Dataset excerpts:
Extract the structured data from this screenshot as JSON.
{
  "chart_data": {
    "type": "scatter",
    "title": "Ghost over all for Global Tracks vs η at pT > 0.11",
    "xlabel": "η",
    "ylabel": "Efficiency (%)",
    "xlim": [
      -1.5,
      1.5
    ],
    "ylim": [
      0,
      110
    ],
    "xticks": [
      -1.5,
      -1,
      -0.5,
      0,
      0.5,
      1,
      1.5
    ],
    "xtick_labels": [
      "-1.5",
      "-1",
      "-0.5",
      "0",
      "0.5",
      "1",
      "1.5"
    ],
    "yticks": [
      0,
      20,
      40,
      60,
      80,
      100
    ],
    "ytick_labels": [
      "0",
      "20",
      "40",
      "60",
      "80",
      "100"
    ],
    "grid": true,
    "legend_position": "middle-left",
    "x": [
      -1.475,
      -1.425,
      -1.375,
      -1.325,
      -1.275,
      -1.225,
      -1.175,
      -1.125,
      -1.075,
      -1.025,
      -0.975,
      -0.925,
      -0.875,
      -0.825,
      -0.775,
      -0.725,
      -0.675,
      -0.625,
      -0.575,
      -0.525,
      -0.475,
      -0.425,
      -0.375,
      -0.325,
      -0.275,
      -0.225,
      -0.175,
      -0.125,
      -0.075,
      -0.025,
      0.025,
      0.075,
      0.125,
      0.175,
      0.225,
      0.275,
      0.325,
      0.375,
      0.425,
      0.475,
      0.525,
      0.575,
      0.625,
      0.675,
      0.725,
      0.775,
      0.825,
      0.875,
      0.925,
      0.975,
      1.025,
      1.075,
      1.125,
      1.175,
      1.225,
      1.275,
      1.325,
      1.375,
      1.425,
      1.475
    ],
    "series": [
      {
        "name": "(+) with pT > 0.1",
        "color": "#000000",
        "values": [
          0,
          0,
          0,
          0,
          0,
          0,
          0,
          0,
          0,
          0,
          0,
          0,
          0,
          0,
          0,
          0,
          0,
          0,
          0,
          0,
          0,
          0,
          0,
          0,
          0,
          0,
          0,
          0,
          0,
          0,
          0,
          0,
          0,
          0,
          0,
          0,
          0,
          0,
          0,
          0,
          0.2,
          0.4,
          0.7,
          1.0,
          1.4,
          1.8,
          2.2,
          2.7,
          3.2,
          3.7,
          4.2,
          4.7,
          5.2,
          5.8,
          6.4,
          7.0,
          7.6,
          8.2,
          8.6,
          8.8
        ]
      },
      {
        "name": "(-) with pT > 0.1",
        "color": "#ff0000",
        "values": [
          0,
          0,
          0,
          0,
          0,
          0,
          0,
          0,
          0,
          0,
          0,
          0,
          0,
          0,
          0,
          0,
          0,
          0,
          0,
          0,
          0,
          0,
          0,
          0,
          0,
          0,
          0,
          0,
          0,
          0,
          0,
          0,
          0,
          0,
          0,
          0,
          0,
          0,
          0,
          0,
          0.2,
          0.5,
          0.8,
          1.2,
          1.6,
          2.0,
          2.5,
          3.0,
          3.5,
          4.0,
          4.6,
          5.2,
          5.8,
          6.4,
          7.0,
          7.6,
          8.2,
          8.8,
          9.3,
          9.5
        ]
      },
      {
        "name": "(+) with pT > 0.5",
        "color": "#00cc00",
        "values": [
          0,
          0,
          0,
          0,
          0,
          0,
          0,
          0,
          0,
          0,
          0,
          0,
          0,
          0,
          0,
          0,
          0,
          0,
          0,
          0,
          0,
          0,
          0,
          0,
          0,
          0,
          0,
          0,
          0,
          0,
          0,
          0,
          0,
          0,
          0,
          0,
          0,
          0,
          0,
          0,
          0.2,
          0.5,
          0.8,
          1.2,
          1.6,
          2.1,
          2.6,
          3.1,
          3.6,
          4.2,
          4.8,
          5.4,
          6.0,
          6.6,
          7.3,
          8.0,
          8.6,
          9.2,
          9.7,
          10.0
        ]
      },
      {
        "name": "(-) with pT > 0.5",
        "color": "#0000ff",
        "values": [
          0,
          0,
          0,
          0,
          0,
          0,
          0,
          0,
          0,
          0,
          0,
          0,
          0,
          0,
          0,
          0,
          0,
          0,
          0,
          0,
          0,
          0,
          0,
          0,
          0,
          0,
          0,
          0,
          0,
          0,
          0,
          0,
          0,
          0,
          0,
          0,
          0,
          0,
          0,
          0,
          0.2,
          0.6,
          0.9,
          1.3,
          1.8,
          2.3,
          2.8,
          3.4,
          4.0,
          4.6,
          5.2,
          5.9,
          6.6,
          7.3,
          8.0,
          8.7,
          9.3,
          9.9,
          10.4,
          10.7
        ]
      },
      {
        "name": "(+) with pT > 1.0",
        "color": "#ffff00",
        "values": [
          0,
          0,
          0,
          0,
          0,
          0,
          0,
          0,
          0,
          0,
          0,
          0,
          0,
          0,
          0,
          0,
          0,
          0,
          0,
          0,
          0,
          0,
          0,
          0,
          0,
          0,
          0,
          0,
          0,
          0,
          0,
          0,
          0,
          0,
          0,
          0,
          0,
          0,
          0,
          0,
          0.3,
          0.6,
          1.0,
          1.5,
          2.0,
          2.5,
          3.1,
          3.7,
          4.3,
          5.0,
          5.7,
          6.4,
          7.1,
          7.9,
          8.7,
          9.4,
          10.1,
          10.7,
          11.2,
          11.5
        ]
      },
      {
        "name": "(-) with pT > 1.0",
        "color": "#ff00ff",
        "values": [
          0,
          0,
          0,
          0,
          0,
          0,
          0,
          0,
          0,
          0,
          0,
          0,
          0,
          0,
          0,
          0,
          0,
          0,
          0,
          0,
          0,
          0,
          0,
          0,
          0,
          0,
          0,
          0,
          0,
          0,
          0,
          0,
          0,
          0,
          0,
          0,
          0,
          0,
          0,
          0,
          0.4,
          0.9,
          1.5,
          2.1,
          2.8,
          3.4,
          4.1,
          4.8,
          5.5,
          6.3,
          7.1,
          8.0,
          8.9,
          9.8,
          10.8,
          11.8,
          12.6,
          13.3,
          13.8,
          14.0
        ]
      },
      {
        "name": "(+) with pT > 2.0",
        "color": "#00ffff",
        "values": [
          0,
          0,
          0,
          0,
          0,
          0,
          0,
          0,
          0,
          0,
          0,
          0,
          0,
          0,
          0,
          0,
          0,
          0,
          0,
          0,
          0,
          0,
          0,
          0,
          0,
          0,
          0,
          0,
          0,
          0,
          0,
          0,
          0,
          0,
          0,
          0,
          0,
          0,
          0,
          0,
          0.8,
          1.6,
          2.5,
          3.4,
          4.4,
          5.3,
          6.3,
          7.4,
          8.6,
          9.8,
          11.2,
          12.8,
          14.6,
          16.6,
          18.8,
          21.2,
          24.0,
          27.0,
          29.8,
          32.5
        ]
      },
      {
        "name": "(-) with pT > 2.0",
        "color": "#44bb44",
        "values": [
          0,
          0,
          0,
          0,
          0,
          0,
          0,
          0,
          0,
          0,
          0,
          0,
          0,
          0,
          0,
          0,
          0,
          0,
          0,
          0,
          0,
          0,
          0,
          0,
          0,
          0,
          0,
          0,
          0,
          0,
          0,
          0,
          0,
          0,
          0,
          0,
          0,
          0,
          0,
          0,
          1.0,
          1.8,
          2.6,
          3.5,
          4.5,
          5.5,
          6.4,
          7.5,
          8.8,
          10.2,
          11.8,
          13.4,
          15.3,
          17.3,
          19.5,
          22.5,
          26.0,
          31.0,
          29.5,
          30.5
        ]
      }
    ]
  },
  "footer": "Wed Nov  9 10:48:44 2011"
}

Written task: Reproduce the data in full, exactly as presented.

Completed task:
Extract the structured data from this screenshot as JSON.
{
  "chart_data": {
    "type": "scatter",
    "title": "Ghost over all for Global Tracks vs η at pT > 0.11",
    "xlabel": "η",
    "ylabel": "Efficiency (%)",
    "xlim": [
      -1.5,
      1.5
    ],
    "ylim": [
      0,
      110
    ],
    "xticks": [
      -1.5,
      -1,
      -0.5,
      0,
      0.5,
      1,
      1.5
    ],
    "xtick_labels": [
      "-1.5",
      "-1",
      "-0.5",
      "0",
      "0.5",
      "1",
      "1.5"
    ],
    "yticks": [
      0,
      20,
      40,
      60,
      80,
      100
    ],
    "ytick_labels": [
      "0",
      "20",
      "40",
      "60",
      "80",
      "100"
    ],
    "grid": true,
    "legend_position": "middle-left",
    "x": [
      -1.475,
      -1.425,
      -1.375,
      -1.325,
      -1.275,
      -1.225,
      -1.175,
      -1.125,
      -1.075,
      -1.025,
      -0.975,
      -0.925,
      -0.875,
      -0.825,
      -0.775,
      -0.725,
      -0.675,
      -0.625,
      -0.575,
      -0.525,
      -0.475,
      -0.425,
      -0.375,
      -0.325,
      -0.275,
      -0.225,
      -0.175,
      -0.125,
      -0.075,
      -0.025,
      0.025,
      0.075,
      0.125,
      0.175,
      0.225,
      0.275,
      0.325,
      0.375,
      0.425,
      0.475,
      0.525,
      0.575,
      0.625,
      0.675,
      0.725,
      0.775,
      0.825,
      0.875,
      0.925,
      0.975,
      1.025,
      1.075,
      1.125,
      1.175,
      1.225,
      1.275,
      1.325,
      1.375,
      1.425,
      1.475
    ],
    "series": [
      {
        "name": "(+) with pT > 0.1",
        "color": "#000000",
        "values": [
          0,
          0,
          0,
          0,
          0,
          0,
          0,
          0,
          0,
          0,
          0,
          0,
          0,
          0,
          0,
          0,
          0,
          0,
          0,
          0,
          0,
          0,
          0,
          0,
          0,
          0,
          0,
          0,
          0,
          0,
          0,
          0,
          0,
          0,
          0,
          0,
          0,
          0,
          0,
          0,
          0.2,
          0.4,
          0.7,
          1.0,
          1.4,
          1.8,
          2.2,
          2.7,
          3.2,
          3.7,
          4.2,
          4.7,
          5.2,
          5.8,
          6.4,
          7.0,
          7.6,
          8.2,
          8.6,
          8.8
        ]
      },
      {
        "name": "(-) with pT > 0.1",
        "color": "#ff0000",
        "values": [
          0,
          0,
          0,
          0,
          0,
          0,
          0,
          0,
          0,
          0,
          0,
          0,
          0,
          0,
          0,
          0,
          0,
          0,
          0,
          0,
          0,
          0,
          0,
          0,
          0,
          0,
          0,
          0,
          0,
          0,
          0,
          0,
          0,
          0,
          0,
          0,
          0,
          0,
          0,
          0,
          0.2,
          0.5,
          0.8,
          1.2,
          1.6,
          2.0,
          2.5,
          3.0,
          3.5,
          4.0,
          4.6,
          5.2,
          5.8,
          6.4,
          7.0,
          7.6,
          8.2,
          8.8,
          9.3,
          9.5
        ]
      },
      {
        "name": "(+) with pT > 0.5",
        "color": "#00cc00",
        "values": [
          0,
          0,
          0,
          0,
          0,
          0,
          0,
          0,
          0,
          0,
          0,
          0,
          0,
          0,
          0,
          0,
          0,
          0,
          0,
          0,
          0,
          0,
          0,
          0,
          0,
          0,
          0,
          0,
          0,
          0,
          0,
          0,
          0,
          0,
          0,
          0,
          0,
          0,
          0,
          0,
          0.2,
          0.5,
          0.8,
          1.2,
          1.6,
          2.1,
          2.6,
          3.1,
          3.6,
          4.2,
          4.8,
          5.4,
          6.0,
          6.6,
          7.3,
          8.0,
          8.6,
          9.2,
          9.7,
          10.0
        ]
      },
      {
        "name": "(-) with pT > 0.5",
        "color": "#0000ff",
        "values": [
          0,
          0,
          0,
          0,
          0,
          0,
          0,
          0,
          0,
          0,
          0,
          0,
          0,
          0,
          0,
          0,
          0,
          0,
          0,
          0,
          0,
          0,
          0,
          0,
          0,
          0,
          0,
          0,
          0,
          0,
          0,
          0,
          0,
          0,
          0,
          0,
          0,
          0,
          0,
          0,
          0.2,
          0.6,
          0.9,
          1.3,
          1.8,
          2.3,
          2.8,
          3.4,
          4.0,
          4.6,
          5.2,
          5.9,
          6.6,
          7.3,
          8.0,
          8.7,
          9.3,
          9.9,
          10.4,
          10.7
        ]
      },
      {
        "name": "(+) with pT > 1.0",
        "color": "#ffff00",
        "values": [
          0,
          0,
          0,
          0,
          0,
          0,
          0,
          0,
          0,
          0,
          0,
          0,
          0,
          0,
          0,
          0,
          0,
          0,
          0,
          0,
          0,
          0,
          0,
          0,
          0,
          0,
          0,
          0,
          0,
          0,
          0,
          0,
          0,
          0,
          0,
          0,
          0,
          0,
          0,
          0,
          0.3,
          0.6,
          1.0,
          1.5,
          2.0,
          2.5,
          3.1,
          3.7,
          4.3,
          5.0,
          5.7,
          6.4,
          7.1,
          7.9,
          8.7,
          9.4,
          10.1,
          10.7,
          11.2,
          11.5
        ]
      },
      {
        "name": "(-) with pT > 1.0",
        "color": "#ff00ff",
        "values": [
          0,
          0,
          0,
          0,
          0,
          0,
          0,
          0,
          0,
          0,
          0,
          0,
          0,
          0,
          0,
          0,
          0,
          0,
          0,
          0,
          0,
          0,
          0,
          0,
          0,
          0,
          0,
          0,
          0,
          0,
          0,
          0,
          0,
          0,
          0,
          0,
          0,
          0,
          0,
          0,
          0.4,
          0.9,
          1.5,
          2.1,
          2.8,
          3.4,
          4.1,
          4.8,
          5.5,
          6.3,
          7.1,
          8.0,
          8.9,
          9.8,
          10.8,
          11.8,
          12.6,
          13.3,
          13.8,
          14.0
        ]
      },
      {
        "name": "(+) with pT > 2.0",
        "color": "#00ffff",
        "values": [
          0,
          0,
          0,
          0,
          0,
          0,
          0,
          0,
          0,
          0,
          0,
          0,
          0,
          0,
          0,
          0,
          0,
          0,
          0,
          0,
          0,
          0,
          0,
          0,
          0,
          0,
          0,
          0,
          0,
          0,
          0,
          0,
          0,
          0,
          0,
          0,
          0,
          0,
          0,
          0,
          0.8,
          1.6,
          2.5,
          3.4,
          4.4,
          5.3,
          6.3,
          7.4,
          8.6,
          9.8,
          11.2,
          12.8,
          14.6,
          16.6,
          18.8,
          21.2,
          24.0,
          27.0,
          29.8,
          32.5
        ]
      },
      {
        "name": "(-) with pT > 2.0",
        "color": "#44bb44",
        "values": [
          0,
          0,
          0,
          0,
          0,
          0,
          0,
          0,
          0,
          0,
          0,
          0,
          0,
          0,
          0,
          0,
          0,
          0,
          0,
          0,
          0,
          0,
          0,
          0,
          0,
          0,
          0,
          0,
          0,
          0,
          0,
          0,
          0,
          0,
          0,
          0,
          0,
          0,
          0,
          0,
          1.0,
          1.8,
          2.6,
          3.5,
          4.5,
          5.5,
          6.4,
          7.5,
          8.8,
          10.2,
          11.8,
          13.4,
          15.3,
          17.3,
          19.5,
          22.5,
          26.0,
          31.0,
          29.5,
          30.5
        ]
      }
    ]
  },
  "footer": "Wed Nov  9 10:48:44 2011"
}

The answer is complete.